On 24/02/2011, at 5:18 AM, alex wrote:

> Hi Andrew,
> 
> Thanks for the illuminating response,
> 
> On 22 February 2011 03:39, Andrew Walenstein <walen...@ieee.org> wrote:
>> Even if you don't like these two arguments, surely most would admit that
>> *one* of the primary purposes of good programming languages is human-human
>> communication.   In fact, this was an essential point of the title of Peter
>> Naur's collection "Computing:  A Human Activity".  In this narrow sense
>> programming languages and natural languages are not incomparable.
> 
> I hadn't read Peter Naur's work before, and am now very much enjoying
> what I can find.  I've just got my hands on a copy of the collection
> you cite, and it includes the following:
> 
>  "PROGRAMMING LANGUAGES ARE NOT LANGUAGES--WHY 'PROGRAMMING LANGUAGE'
> IS A MISLEADING DESIGNATION"
> http://www.naur.com/comp/c8-4.html
> 
> This seems very relevant to this discussion!  Although Naur thinks
> computing is a human activity, Naur doesn't appear to think that
> programming languages are languages.

This is the same Naur who wrote

        I cannot help expressing a feeling of awkwardness at the use of
        the word language in the context "programming language."
####################
Quote the email on Peter Naur between "On 24/02/2011, at" and "are not incomparable.", inclusive. The listing is separate material, not part of the email.

DATA SUPPLIED —
####################
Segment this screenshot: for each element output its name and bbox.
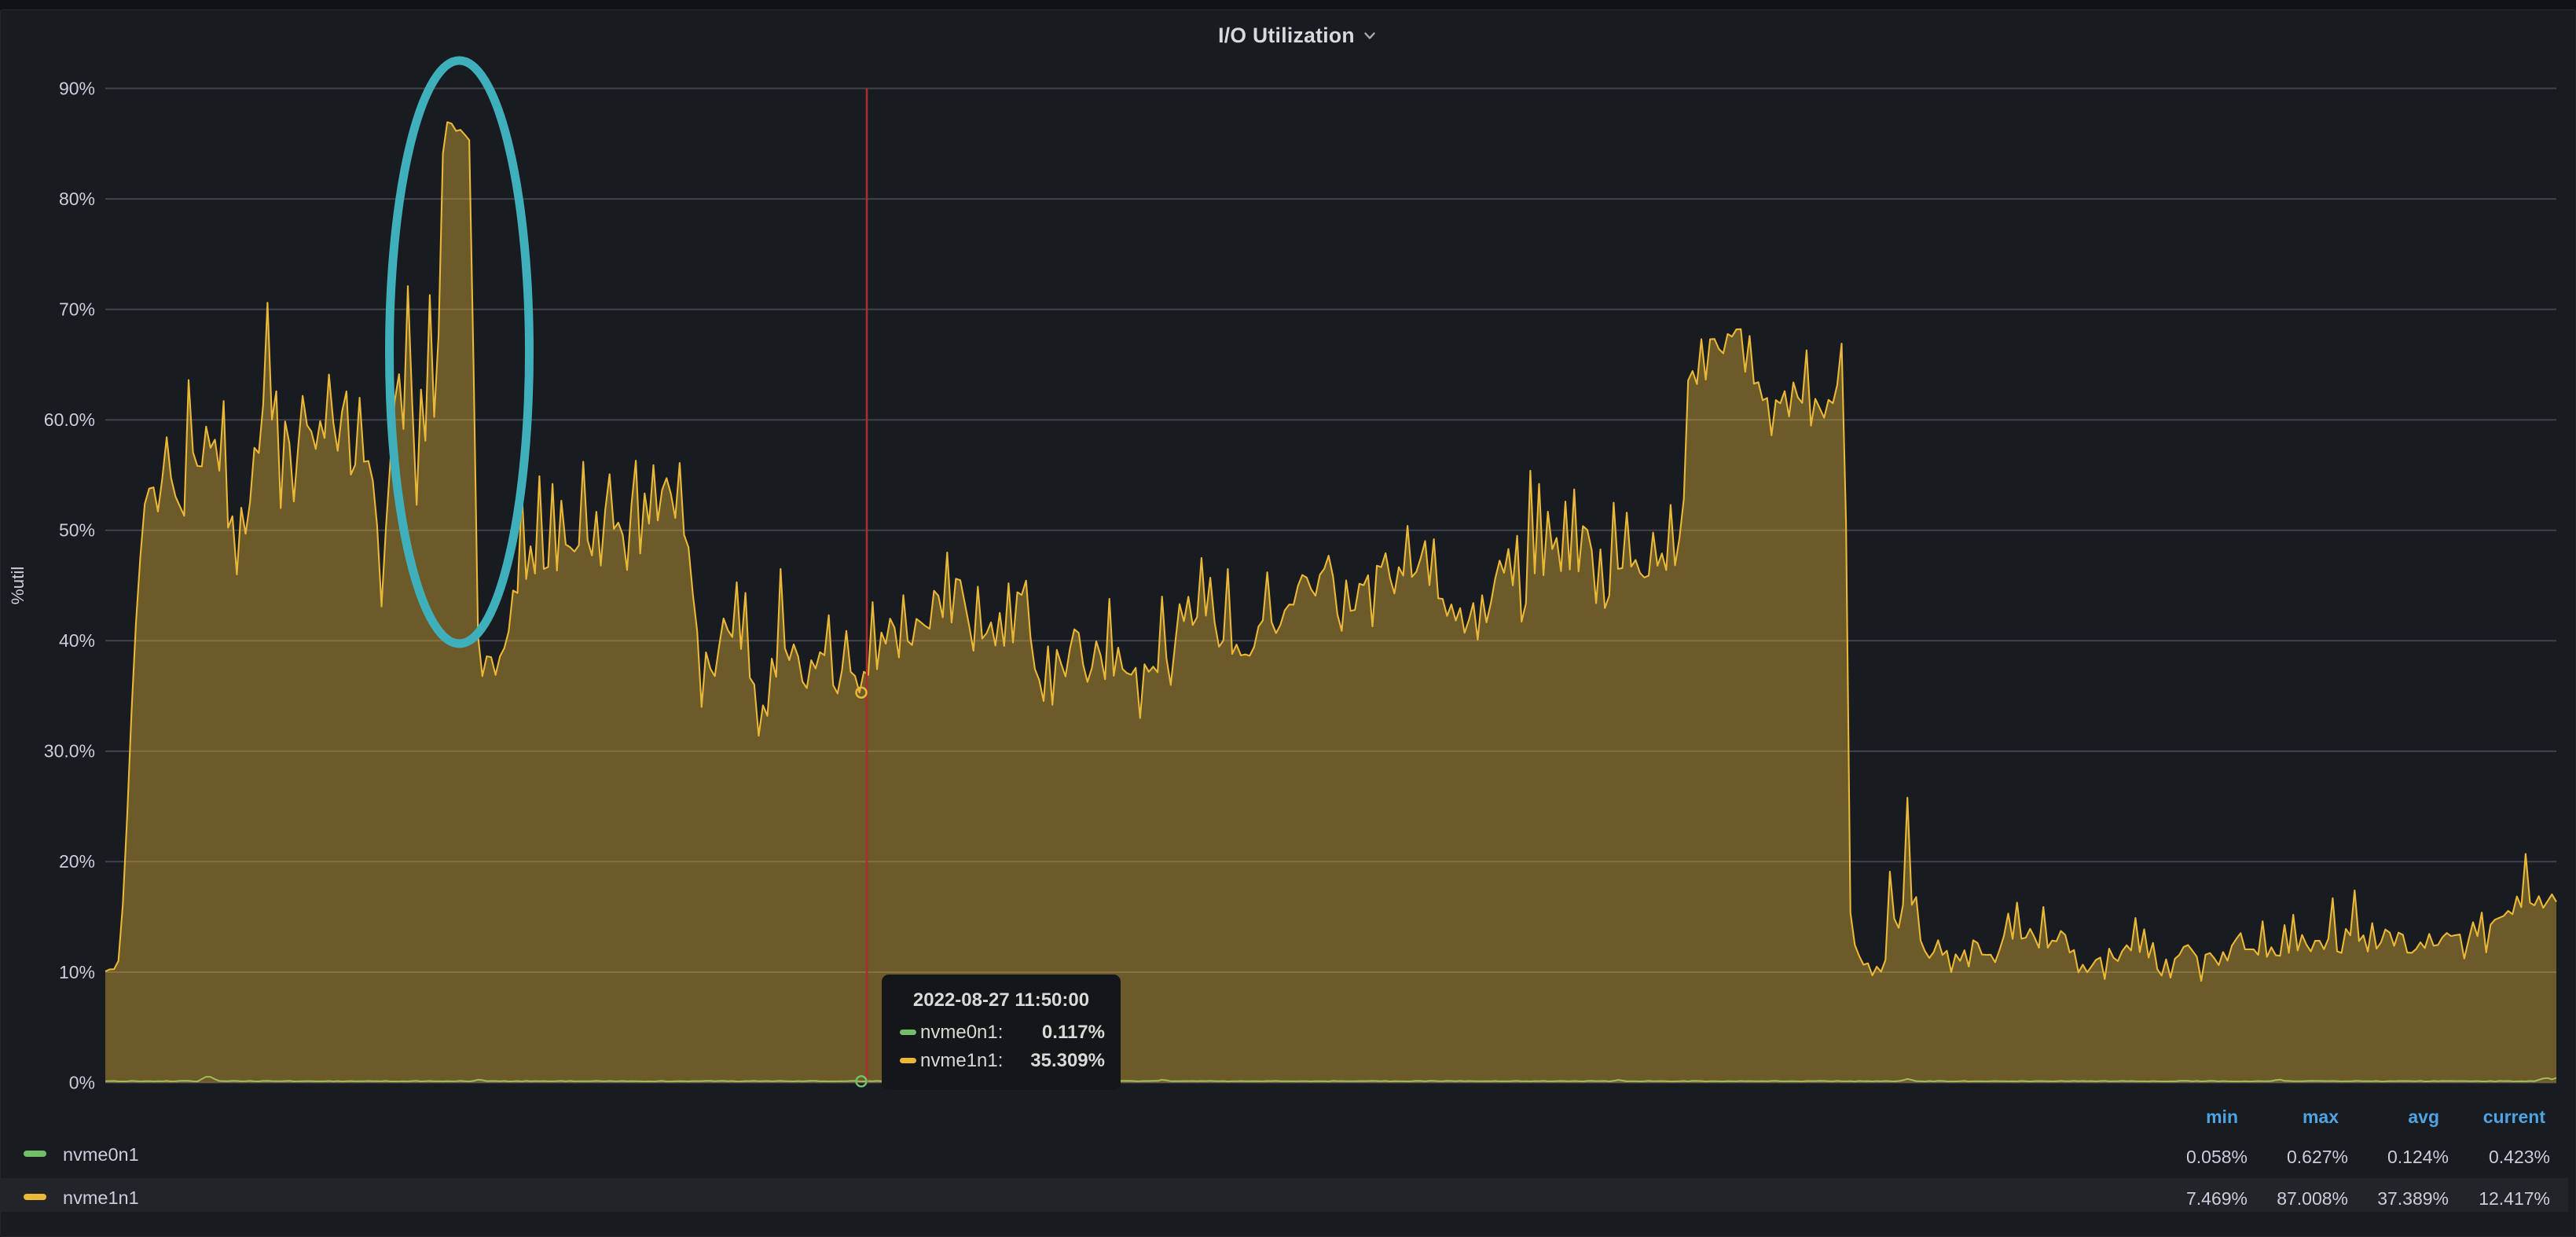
- svg-text:90%: 90%: [59, 78, 95, 98]
- svg-text:40%: 40%: [59, 630, 95, 651]
- svg-text:70%: 70%: [59, 299, 95, 319]
- svg-text:0%: 0%: [69, 1072, 95, 1092]
- svg-text:%util: %util: [8, 567, 28, 605]
- svg-text:50%: 50%: [59, 520, 95, 541]
- svg-text:80%: 80%: [59, 189, 95, 209]
- svg-text:30.0%: 30.0%: [44, 741, 95, 762]
- svg-text:10%: 10%: [59, 962, 95, 982]
- svg-text:60.0%: 60.0%: [44, 409, 95, 430]
- svg-text:20%: 20%: [59, 851, 95, 872]
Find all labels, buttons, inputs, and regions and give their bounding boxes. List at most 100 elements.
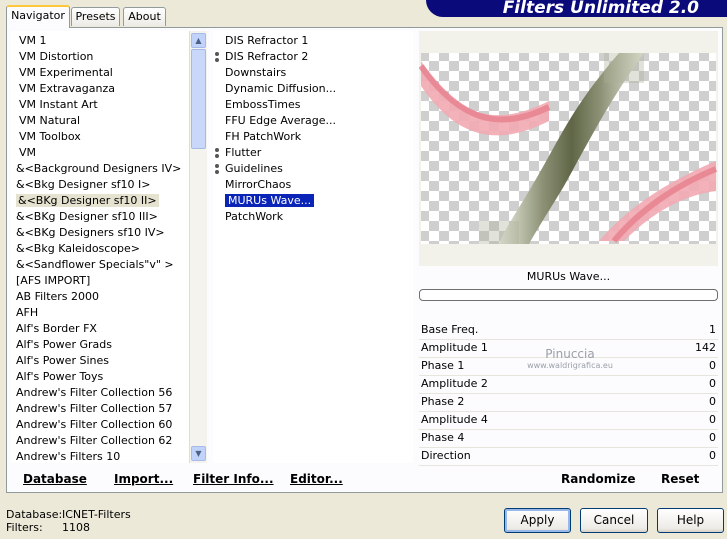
category-label: VM Toolbox <box>19 130 81 143</box>
category-item[interactable]: VM Natural <box>19 113 80 129</box>
tab-about[interactable]: About <box>123 7 166 26</box>
tab-presets[interactable]: Presets <box>71 7 120 26</box>
param-value[interactable]: 0 <box>709 413 716 426</box>
database-button[interactable]: Database <box>23 472 87 486</box>
category-item[interactable]: &<Bkg Designer sf10 I> <box>16 177 151 193</box>
category-scrollbar[interactable]: ▲ ▼ <box>189 31 207 463</box>
category-label: Alf's Border FX <box>16 322 97 335</box>
filter-item[interactable]: Downstairs <box>225 65 286 81</box>
category-label: VM Extravaganza <box>19 82 116 95</box>
category-label: &<BKg Designer sf10 III> <box>16 210 158 223</box>
reset-button[interactable]: Reset <box>661 472 699 486</box>
filter-item[interactable]: Flutter <box>215 145 262 161</box>
param-value[interactable]: 1 <box>709 323 716 336</box>
category-item[interactable]: &<BKg Designer sf10 II> <box>16 193 159 209</box>
grip-icon <box>215 148 223 158</box>
preview-area <box>419 31 718 266</box>
category-item[interactable]: Andrew's Filter Collection 56 <box>16 385 172 401</box>
category-item[interactable]: VM <box>19 145 36 161</box>
help-button[interactable]: Help <box>657 508 724 533</box>
tab-navigator[interactable]: Navigator <box>6 5 70 28</box>
apply-button[interactable]: Apply <box>504 508 571 533</box>
scroll-down-icon[interactable]: ▼ <box>191 446 206 461</box>
filter-item[interactable]: DIS Refractor 1 <box>225 33 308 49</box>
param-row[interactable]: Direction 0 <box>419 447 718 466</box>
progress-bar <box>419 289 718 301</box>
category-item[interactable]: Alf's Power Toys <box>16 369 103 385</box>
filter-item[interactable]: FH PatchWork <box>225 129 301 145</box>
category-label: VM 1 <box>19 34 47 47</box>
param-row[interactable]: Amplitude 2 0 <box>419 375 718 394</box>
param-value[interactable]: 0 <box>709 431 716 444</box>
preview-image <box>419 53 718 244</box>
category-label: Alf's Power Sines <box>16 354 109 367</box>
param-row[interactable]: Phase 4 0 <box>419 429 718 448</box>
category-item[interactable]: Alf's Power Sines <box>16 353 109 369</box>
param-label: Amplitude 2 <box>421 377 488 390</box>
filter-label: Guidelines <box>225 162 283 175</box>
param-value[interactable]: 0 <box>709 395 716 408</box>
category-item[interactable]: VM Extravaganza <box>19 81 115 97</box>
param-value[interactable]: 0 <box>709 359 716 372</box>
filter-info-button[interactable]: Filter Info... <box>193 472 274 486</box>
watermark-url: www.waldrigrafica.eu <box>527 361 613 370</box>
param-row[interactable]: Phase 2 0 <box>419 393 718 412</box>
param-row[interactable]: Amplitude 4 0 <box>419 411 718 430</box>
category-label: &<Bkg Kaleidoscope> <box>16 242 141 255</box>
filter-label: FH PatchWork <box>225 130 302 143</box>
category-item[interactable]: &<Sandflower Specials"v" > <box>16 257 174 273</box>
filter-label: Flutter <box>225 146 262 159</box>
category-item[interactable]: AFH <box>16 305 38 321</box>
filter-item[interactable]: DIS Refractor 2 <box>215 49 308 65</box>
category-item[interactable]: Alf's Border FX <box>16 321 97 337</box>
param-row[interactable]: Base Freq. 1 <box>419 321 718 340</box>
category-item[interactable]: VM 1 <box>19 33 47 49</box>
filter-item[interactable]: Dynamic Diffusion... <box>225 81 336 97</box>
scroll-thumb[interactable] <box>191 49 206 149</box>
filter-item[interactable]: FFU Edge Average... <box>225 113 336 129</box>
category-item[interactable]: Andrew's Filter Collection 62 <box>16 433 172 449</box>
category-list[interactable]: VM 1 VM Distortion VM Experimental VM Extra… <box>11 31 189 463</box>
category-item[interactable]: &<Background Designers IV> <box>16 161 181 177</box>
cancel-button[interactable]: Cancel <box>580 508 648 533</box>
category-item[interactable]: [AFS IMPORT] <box>16 273 90 289</box>
category-item[interactable]: Andrew's Filter Collection 57 <box>16 401 172 417</box>
category-item[interactable]: AB Filters 2000 <box>16 289 99 305</box>
category-label: &<Background Designers IV> <box>16 162 182 175</box>
category-label: Andrew's Filter Collection 62 <box>16 434 173 447</box>
category-item[interactable]: &<BKg Designers sf10 IV> <box>16 225 165 241</box>
category-item[interactable]: Alf's Power Grads <box>16 337 112 353</box>
category-item[interactable]: VM Toolbox <box>19 129 81 145</box>
category-item[interactable]: Andrew's Filters 10 <box>16 449 120 463</box>
category-item[interactable]: Andrew's Filter Collection 60 <box>16 417 172 433</box>
param-value[interactable]: 0 <box>709 449 716 462</box>
editor-button[interactable]: Editor... <box>290 472 343 486</box>
filter-list[interactable]: DIS Refractor 1 DIS Refractor 2 Downstairs… <box>213 31 413 463</box>
category-item[interactable]: &<BKg Designer sf10 III> <box>16 209 158 225</box>
category-label: [AFS IMPORT] <box>16 274 91 287</box>
filter-item[interactable]: EmbossTimes <box>225 97 301 113</box>
status-database-value: ICNET-Filters <box>62 508 131 521</box>
category-item[interactable]: &<Bkg Kaleidoscope> <box>16 241 140 257</box>
param-value[interactable]: 0 <box>709 377 716 390</box>
import-button[interactable]: Import... <box>114 472 173 486</box>
category-label: &<BKg Designers sf10 IV> <box>16 226 165 239</box>
category-item[interactable]: VM Instant Art <box>19 97 98 113</box>
scroll-up-icon[interactable]: ▲ <box>191 33 206 48</box>
filter-item[interactable]: PatchWork <box>225 209 283 225</box>
category-item[interactable]: VM Experimental <box>19 65 113 81</box>
param-value[interactable]: 142 <box>695 341 716 354</box>
category-item[interactable]: VM Distortion <box>19 49 93 65</box>
grip-icon <box>215 164 223 174</box>
filter-item[interactable]: MirrorChaos <box>225 177 291 193</box>
filter-label: PatchWork <box>225 210 284 223</box>
category-label: VM <box>19 146 37 159</box>
param-label: Phase 1 <box>421 359 465 372</box>
filter-item[interactable]: MURUs Wave... <box>225 193 315 209</box>
category-label: &<BKg Designer sf10 II> <box>16 194 159 207</box>
status-database-label: Database: <box>6 508 63 521</box>
param-label: Phase 2 <box>421 395 465 408</box>
randomize-button[interactable]: Randomize <box>561 472 635 486</box>
param-label: Phase 4 <box>421 431 465 444</box>
filter-item[interactable]: Guidelines <box>215 161 283 177</box>
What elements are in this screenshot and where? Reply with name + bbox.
####################
PROBLEM SOLUTION —
On 24/02/2011, at 5:18 AM, alex wrote:

> Hi Andrew,
> 
> Thanks for the illuminating response,
> 
> On 22 February 2011 03:39, Andrew Walenstein <walen...@ieee.org> wrote:
>> Even if you don't like these two arguments, surely most would admit that
>> *one* of the primary purposes of good programming languages is human-human
>> communication.   In fact, this was an essential point of the title of Peter
>> Naur's collection "Computing:  A Human Activity".  In this narrow sense
>> programming languages and natural languages are not incomparable.